* Start RECORDS *

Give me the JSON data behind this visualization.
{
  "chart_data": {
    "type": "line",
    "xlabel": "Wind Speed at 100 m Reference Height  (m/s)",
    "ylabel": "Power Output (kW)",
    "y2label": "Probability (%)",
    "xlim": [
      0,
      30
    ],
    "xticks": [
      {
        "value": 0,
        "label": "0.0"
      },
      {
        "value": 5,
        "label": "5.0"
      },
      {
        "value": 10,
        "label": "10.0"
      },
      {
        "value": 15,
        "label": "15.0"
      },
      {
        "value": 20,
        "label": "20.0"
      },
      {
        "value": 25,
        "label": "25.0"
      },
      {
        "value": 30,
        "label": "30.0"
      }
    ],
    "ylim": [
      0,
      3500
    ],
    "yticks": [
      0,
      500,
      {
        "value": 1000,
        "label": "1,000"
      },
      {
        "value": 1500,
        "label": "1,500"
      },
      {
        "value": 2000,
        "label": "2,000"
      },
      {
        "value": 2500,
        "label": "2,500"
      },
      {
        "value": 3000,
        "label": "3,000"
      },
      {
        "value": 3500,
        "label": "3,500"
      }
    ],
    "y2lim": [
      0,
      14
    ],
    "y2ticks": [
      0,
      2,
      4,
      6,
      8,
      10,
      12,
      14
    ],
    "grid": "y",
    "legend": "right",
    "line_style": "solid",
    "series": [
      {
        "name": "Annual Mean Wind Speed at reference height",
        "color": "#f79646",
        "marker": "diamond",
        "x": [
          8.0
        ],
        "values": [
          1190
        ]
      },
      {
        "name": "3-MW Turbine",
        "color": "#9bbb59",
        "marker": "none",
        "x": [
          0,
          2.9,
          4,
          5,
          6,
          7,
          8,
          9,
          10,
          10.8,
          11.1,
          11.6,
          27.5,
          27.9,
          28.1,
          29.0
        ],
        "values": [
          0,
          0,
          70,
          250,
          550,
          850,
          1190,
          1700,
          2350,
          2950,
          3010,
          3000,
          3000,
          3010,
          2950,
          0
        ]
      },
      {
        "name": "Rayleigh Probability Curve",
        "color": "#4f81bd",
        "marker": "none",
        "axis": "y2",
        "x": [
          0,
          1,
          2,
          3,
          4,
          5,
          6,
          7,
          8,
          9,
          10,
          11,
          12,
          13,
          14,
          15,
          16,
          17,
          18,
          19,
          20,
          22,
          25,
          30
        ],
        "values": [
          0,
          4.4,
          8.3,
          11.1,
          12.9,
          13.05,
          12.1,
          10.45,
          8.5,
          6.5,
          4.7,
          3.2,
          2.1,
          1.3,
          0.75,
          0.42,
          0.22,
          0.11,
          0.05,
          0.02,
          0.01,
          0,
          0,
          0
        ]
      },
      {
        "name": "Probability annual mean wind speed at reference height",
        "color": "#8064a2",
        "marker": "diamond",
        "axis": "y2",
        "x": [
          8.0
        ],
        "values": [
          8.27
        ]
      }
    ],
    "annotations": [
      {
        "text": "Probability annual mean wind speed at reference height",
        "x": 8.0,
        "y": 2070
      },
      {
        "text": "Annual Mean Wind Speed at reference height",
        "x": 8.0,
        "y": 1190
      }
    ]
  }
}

* End RECORDS *

### YOUR INSTRUCTIONS
Return every line above in which the string "name" occurs.

### WRITTEN REPLY
        "name": "Annual Mean Wind Speed at reference height",
        "name": "3-MW Turbine",
        "name": "Rayleigh Probability Curve",
        "name": "Probability annual mean wind speed at reference height",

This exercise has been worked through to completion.